== EXERCISE TASK ==
From the listing below, extract every line containing "provider".
####
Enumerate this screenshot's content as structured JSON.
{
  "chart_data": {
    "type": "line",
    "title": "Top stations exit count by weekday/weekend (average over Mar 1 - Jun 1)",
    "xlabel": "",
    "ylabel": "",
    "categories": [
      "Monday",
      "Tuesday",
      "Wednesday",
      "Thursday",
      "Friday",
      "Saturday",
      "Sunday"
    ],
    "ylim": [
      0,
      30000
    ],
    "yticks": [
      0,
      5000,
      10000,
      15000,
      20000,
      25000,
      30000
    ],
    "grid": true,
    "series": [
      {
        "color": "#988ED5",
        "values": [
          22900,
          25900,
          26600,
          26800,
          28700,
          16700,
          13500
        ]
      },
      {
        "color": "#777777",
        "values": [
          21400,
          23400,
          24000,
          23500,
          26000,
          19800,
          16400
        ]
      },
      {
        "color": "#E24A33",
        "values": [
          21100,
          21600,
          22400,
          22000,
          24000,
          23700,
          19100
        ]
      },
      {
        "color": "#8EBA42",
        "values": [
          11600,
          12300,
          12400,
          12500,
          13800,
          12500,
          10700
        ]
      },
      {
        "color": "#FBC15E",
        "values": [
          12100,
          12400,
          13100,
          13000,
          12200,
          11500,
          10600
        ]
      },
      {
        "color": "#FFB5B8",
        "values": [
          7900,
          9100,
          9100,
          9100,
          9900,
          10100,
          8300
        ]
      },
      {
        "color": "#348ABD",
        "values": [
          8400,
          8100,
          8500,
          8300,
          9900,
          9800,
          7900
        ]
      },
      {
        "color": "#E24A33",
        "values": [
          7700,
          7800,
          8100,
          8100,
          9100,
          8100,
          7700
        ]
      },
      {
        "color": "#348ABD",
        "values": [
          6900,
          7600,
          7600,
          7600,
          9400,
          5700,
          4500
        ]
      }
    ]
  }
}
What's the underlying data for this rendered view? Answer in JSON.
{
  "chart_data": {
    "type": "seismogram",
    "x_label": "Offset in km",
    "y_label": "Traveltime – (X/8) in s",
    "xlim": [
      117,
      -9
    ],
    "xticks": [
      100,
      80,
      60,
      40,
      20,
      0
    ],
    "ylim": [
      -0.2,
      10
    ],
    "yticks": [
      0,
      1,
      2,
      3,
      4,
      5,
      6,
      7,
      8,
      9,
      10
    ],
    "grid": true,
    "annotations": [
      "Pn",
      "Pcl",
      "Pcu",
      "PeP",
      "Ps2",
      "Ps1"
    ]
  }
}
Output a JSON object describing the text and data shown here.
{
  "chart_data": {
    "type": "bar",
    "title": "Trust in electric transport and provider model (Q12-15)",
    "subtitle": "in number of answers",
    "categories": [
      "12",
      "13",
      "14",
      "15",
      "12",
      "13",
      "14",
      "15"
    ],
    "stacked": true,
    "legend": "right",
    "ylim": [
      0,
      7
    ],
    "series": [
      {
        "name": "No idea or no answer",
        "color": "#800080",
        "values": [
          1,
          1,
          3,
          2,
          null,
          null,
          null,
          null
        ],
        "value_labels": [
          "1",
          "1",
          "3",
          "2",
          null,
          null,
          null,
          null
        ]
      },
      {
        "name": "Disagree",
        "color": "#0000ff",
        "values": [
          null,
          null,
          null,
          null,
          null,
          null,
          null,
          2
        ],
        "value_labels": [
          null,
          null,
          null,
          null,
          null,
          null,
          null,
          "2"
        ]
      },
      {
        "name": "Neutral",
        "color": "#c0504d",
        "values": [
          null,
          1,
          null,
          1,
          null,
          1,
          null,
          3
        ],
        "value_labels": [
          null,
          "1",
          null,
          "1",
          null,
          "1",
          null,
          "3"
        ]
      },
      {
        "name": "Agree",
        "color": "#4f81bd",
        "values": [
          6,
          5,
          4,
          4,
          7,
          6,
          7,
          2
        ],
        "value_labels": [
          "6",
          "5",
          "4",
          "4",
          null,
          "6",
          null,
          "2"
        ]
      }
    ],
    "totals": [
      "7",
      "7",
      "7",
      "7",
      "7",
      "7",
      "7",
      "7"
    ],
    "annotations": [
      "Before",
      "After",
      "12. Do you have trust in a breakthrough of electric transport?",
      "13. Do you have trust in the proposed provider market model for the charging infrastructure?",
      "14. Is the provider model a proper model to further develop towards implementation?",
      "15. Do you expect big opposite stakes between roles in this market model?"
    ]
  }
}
####
== COMPLETE ANSWER ==
    "title": "Trust in electric transport and provider model (Q12-15)",
      "13. Do you have trust in the proposed provider market model for the charging infrastructure?",
      "14. Is the provider model a proper model to further develop towards implementation?",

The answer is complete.